* _What you are asked to do_
Exactly reproduce the lines that follow.
START
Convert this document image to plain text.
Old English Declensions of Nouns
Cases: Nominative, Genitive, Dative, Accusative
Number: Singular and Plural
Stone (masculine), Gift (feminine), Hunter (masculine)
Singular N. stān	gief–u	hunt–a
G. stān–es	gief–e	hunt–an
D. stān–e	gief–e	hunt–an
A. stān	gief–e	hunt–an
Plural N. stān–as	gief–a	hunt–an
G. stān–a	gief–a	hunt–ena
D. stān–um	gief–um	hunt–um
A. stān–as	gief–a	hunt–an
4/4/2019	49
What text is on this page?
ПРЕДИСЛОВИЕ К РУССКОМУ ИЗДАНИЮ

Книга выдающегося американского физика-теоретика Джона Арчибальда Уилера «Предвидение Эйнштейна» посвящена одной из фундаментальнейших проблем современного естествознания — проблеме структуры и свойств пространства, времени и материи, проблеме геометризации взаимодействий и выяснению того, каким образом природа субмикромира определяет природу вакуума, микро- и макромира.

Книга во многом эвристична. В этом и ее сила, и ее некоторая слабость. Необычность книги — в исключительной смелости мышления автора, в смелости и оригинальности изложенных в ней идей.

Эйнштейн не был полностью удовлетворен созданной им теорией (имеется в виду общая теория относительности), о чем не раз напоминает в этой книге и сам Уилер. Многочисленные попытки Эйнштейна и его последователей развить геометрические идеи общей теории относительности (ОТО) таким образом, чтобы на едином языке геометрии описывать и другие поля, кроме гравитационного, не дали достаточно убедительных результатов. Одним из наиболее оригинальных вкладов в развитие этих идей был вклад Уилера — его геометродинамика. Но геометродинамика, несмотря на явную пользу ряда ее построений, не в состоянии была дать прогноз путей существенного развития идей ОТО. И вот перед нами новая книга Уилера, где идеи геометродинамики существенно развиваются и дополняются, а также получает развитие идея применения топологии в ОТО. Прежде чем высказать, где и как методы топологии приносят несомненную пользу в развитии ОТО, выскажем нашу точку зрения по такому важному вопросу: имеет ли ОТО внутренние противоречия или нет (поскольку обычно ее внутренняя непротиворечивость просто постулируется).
END
* _Answer to this task_
Convert this document image to plain text.
Old English Declensions of Nouns
Cases: Nominative, Genitive, Dative, Accusative
Number: Singular and Plural
Stone (masculine), Gift (feminine), Hunter (masculine)
Singular N. stān	gief–u	hunt–a
G. stān–es	gief–e	hunt–an
D. stān–e	gief–e	hunt–an
A. stān	gief–e	hunt–an
Plural N. stān–as	gief–a	hunt–an
G. stān–a	gief–a	hunt–ena
D. stān–um	gief–um	hunt–um
A. stān–as	gief–a	hunt–an
4/4/2019	49
What text is on this page?
ПРЕДИСЛОВИЕ К РУССКОМУ ИЗДАНИЮ

Книга выдающегося американского физика-теоретика Джона Арчибальда Уилера «Предвидение Эйнштейна» посвящена одной из фундаментальнейших проблем современного естествознания — проблеме структуры и свойств пространства, времени и материи, проблеме геометризации взаимодействий и выяснению того, каким образом природа субмикромира определяет природу вакуума, микро- и макромира.

Книга во многом эвристична. В этом и ее сила, и ее некоторая слабость. Необычность книги — в исключительной смелости мышления автора, в смелости и оригинальности изложенных в ней идей.

Эйнштейн не был полностью удовлетворен созданной им теорией (имеется в виду общая теория относительности), о чем не раз напоминает в этой книге и сам Уилер. Многочисленные попытки Эйнштейна и его последователей развить геометрические идеи общей теории относительности (ОТО) таким образом, чтобы на едином языке геометрии описывать и другие поля, кроме гравитационного, не дали достаточно убедительных результатов. Одним из наиболее оригинальных вкладов в развитие этих идей был вклад Уилера — его геометродинамика. Но геометродинамика, несмотря на явную пользу ряда ее построений, не в состоянии была дать прогноз путей существенного развития идей ОТО. И вот перед нами новая книга Уилера, где идеи геометродинамики существенно развиваются и дополняются, а также получает развитие идея применения топологии в ОТО. Прежде чем высказать, где и как методы топологии приносят несомненную пользу в развитии ОТО, выскажем нашу точку зрения по такому важному вопросу: имеет ли ОТО внутренние противоречия или нет (поскольку обычно ее внутренняя непротиворечивость просто постулируется).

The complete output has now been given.